▸ **WORK INSTRUCTIONS**
Each line containing the word "JSON" needs to be copied.

Records:
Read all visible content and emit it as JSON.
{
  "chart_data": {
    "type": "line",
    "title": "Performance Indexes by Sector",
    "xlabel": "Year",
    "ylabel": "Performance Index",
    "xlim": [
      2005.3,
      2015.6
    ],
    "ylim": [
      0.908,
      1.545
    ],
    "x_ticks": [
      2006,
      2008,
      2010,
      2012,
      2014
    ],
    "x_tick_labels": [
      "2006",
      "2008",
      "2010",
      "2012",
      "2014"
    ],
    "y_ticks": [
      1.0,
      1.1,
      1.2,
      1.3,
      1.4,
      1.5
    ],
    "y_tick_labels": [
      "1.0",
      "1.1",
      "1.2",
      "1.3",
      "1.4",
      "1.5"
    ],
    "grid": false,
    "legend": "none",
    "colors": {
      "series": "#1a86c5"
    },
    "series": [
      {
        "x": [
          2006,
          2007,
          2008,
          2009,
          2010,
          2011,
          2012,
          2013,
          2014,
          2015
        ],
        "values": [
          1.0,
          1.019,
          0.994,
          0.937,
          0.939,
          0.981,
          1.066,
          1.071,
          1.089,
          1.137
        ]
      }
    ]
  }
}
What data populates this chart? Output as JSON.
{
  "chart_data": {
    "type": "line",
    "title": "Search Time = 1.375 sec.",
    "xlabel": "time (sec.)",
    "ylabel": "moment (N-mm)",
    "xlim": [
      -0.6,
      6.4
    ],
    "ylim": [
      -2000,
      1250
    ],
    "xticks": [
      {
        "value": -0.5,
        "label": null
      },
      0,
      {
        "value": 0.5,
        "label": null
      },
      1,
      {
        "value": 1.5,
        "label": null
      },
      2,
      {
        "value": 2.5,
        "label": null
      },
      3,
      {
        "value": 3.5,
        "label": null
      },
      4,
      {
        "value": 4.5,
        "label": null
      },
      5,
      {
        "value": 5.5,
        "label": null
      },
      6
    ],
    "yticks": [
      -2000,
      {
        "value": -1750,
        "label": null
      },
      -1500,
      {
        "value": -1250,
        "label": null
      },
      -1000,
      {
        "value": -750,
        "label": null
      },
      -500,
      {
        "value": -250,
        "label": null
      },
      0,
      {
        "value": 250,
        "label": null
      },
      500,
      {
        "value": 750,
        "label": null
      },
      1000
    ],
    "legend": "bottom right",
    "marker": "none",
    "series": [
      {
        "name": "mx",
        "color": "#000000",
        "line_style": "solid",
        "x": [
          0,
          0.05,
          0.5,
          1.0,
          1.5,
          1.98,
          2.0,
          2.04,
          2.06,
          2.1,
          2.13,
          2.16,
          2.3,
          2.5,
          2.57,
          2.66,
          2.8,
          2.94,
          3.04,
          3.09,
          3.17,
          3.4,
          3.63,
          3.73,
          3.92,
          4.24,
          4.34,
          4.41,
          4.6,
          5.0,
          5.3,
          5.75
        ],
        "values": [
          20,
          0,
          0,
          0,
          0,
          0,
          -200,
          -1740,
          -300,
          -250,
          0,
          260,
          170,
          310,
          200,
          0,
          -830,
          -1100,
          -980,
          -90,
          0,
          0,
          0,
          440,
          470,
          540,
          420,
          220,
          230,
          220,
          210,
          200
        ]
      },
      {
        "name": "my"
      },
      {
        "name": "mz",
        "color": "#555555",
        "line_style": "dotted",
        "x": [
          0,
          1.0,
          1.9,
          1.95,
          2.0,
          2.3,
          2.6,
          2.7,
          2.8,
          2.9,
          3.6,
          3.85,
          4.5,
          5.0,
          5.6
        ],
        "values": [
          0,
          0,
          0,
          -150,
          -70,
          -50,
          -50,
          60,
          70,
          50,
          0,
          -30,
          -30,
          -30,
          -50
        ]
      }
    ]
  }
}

▸ **SOLUTION BELOW**
Read all visible content and emit it as JSON.
What data populates this chart? Output as JSON.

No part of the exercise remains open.